» Tarefa
Reproduza o trecho do bloco de texto que começa em "Alexandre, o Grande" e segue até "ser seu antepassado.".
++++ Bloco de texto
Alexandre, o Grande é um menino perdido na terra do nunca que tenta evitar ser engolido pelas forças externas que o encurralam sendo que estas forças externas partem muitas vezes de sectores próximos de si.
A sua vivência é intensa e o seu carácter apesar de firme, não é completamente equilibrado, parecendo marcado, por um lado, pela necessidade de superação de um pai ambíguo, e por outro pela necessidade de equiparação ao semi-deus Aquiles que Olímpia afirma ser seu antepassado.
Assim, quando visita Tróia e se apresenta como seu salvador, as armas de Aquiles parecem ser a sua única preocupação e experimentá-las o seu único objectivo. Alexandre busca o contágio, a transmissão de um poder divino que só um homem pleno, guerreiro absoluto e amigo fiel como Aquiles poderia comunicar. Encarna a sucessão em pleno.

Telamon vê-se inicialmente como um refém de Olímpia, contudo, com o decorrer do tempo perto de Alexandre compreende que o ímpeto do Rei e falta de aconselhamento sério, tornam a sua presença pertinente e Olímpia, à sua maneira vil e desajustada, procurava apenas um protector atento para o filho.

A forma como Paul Doherty aborda as intrigas, o modo de vida, tanto em campanha militar como nos palácios onde o poder político comanda, os rituais gregos ante as eventualidades da vida, a traição, a forma de tratamento dos escravos, demonstra conhecimentos sólidos da época em causa tornando a obra claramente recomendável.

domingo, outubro 05, 2008

"Um Mundo sem Fim - Volume I" de Ken Follett

Follett, Ken, Um Mundo sem Fim (World Without End), Editorial Presença, Tradução de Alice Rocha, 2008.

Depois de ter lido algumas críticas elogiosas a “Os Pilares da Terra”, senti uma natural curiosidade em conhecer a obra de Ken Follett e comecei por este recém-publicado “Um Mundo sem Fim”, o primeiro volume de uma história que começa em Inglaterra, mais propriamente na próspera cidade de Kingsbridge, na primeira metade do século XIV tendo como principais intervenientes um grupo de homens e mulheres que, quando crianças, presenciaram a perseguição de um grupo de homens a um cavaleiro e morte que este acabara por infligir aos seus atacantes. Gwenda, Caris, Merthin e Ralph são os heróis e vilão (por esta ordem) dos acontecimentos que anos mais tarde marcariam os destinos das quatro personagens e de Kingsbridge.
++++++++
++++ Linhas fornecidas
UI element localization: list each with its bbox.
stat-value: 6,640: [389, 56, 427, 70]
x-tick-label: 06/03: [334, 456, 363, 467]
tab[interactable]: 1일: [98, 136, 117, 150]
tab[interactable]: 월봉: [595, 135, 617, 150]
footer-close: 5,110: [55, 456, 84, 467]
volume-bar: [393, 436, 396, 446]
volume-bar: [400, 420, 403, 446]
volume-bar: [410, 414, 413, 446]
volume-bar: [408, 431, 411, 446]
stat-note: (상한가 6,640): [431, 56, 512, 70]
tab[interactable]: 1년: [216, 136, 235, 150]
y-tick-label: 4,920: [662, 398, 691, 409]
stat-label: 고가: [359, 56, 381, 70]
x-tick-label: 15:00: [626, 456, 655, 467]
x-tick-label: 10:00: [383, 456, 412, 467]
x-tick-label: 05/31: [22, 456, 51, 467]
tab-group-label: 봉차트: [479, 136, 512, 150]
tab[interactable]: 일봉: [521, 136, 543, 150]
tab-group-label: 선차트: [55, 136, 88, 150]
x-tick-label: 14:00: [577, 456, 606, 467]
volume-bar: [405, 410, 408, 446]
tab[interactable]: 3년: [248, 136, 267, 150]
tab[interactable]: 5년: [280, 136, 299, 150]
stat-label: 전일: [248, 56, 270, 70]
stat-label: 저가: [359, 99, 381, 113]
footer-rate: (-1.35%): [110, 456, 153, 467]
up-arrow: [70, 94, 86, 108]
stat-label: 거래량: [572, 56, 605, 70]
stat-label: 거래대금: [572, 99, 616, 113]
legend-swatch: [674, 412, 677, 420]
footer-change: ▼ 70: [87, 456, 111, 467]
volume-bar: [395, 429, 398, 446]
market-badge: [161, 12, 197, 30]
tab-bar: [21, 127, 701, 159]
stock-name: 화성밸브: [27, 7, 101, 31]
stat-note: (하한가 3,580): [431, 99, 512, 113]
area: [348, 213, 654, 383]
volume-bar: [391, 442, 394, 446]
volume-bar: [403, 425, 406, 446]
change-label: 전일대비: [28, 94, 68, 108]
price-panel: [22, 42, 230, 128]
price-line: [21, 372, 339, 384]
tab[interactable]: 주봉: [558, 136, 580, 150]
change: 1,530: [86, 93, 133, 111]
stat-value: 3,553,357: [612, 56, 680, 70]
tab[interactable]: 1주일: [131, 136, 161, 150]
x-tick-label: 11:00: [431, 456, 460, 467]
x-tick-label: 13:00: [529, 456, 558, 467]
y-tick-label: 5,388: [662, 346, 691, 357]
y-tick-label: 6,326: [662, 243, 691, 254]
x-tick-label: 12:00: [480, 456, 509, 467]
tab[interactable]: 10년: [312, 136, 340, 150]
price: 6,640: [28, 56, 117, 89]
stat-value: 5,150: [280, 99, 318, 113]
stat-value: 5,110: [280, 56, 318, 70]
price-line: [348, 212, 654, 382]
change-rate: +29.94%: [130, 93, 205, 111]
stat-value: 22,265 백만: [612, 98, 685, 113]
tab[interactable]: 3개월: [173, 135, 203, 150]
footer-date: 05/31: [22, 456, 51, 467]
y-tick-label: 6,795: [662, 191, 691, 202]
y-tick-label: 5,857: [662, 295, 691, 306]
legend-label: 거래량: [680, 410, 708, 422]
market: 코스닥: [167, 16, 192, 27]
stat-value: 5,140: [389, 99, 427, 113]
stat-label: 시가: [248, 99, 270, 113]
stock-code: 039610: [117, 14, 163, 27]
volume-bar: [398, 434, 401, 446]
++++++++
» Resultado
Alexandre, o Grande é um menino perdido na terra do nunca que tenta evitar ser engolido pelas forças externas que o encurralam sendo que estas forças externas partem muitas vezes de sectores próximos de si.
A sua vivência é intensa e o seu carácter apesar de firme, não é completamente equilibrado, parecendo marcado, por um lado, pela necessidade de superação de um pai ambíguo, e por outro pela necessidade de equiparação ao semi-deus Aquiles que Olímpia afirma ser seu antepassado.